>> Begin ENTRIES SUPPLIED
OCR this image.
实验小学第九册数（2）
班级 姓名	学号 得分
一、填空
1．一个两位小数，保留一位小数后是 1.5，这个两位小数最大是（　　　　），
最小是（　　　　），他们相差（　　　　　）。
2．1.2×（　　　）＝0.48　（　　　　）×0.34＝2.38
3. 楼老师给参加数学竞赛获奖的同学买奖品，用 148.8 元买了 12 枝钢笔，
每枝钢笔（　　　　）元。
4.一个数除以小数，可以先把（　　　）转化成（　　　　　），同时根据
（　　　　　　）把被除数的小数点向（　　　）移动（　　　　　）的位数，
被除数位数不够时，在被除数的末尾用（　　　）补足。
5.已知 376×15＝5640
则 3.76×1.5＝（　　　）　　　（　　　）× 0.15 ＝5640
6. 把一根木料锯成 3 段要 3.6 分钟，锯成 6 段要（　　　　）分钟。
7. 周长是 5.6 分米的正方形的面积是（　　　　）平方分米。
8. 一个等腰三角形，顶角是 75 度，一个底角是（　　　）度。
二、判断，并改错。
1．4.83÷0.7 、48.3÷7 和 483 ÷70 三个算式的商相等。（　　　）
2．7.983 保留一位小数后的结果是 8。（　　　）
>> End ENTRIES SUPPLIED
The records above are to be repeated exactly, in their entirety.

> **SOLUTION FOR THIS TASK**:
OCR this image.
实验小学第九册数（2）
班级 姓名	学号 得分
一、填空
1．一个两位小数，保留一位小数后是 1.5，这个两位小数最大是（　　　　），
最小是（　　　　），他们相差（　　　　　）。
2．1.2×（　　　）＝0.48　（　　　　）×0.34＝2.38
3. 楼老师给参加数学竞赛获奖的同学买奖品，用 148.8 元买了 12 枝钢笔，
每枝钢笔（　　　　）元。
4.一个数除以小数，可以先把（　　　）转化成（　　　　　），同时根据
（　　　　　　）把被除数的小数点向（　　　）移动（　　　　　）的位数，
被除数位数不够时，在被除数的末尾用（　　　）补足。
5.已知 376×15＝5640
则 3.76×1.5＝（　　　）　　　（　　　）× 0.15 ＝5640
6. 把一根木料锯成 3 段要 3.6 分钟，锯成 6 段要（　　　　）分钟。
7. 周长是 5.6 分米的正方形的面积是（　　　　）平方分米。
8. 一个等腰三角形，顶角是 75 度，一个底角是（　　　）度。
二、判断，并改错。
1．4.83÷0.7 、48.3÷7 和 483 ÷70 三个算式的商相等。（　　　）
2．7.983 保留一位小数后的结果是 8。（　　　）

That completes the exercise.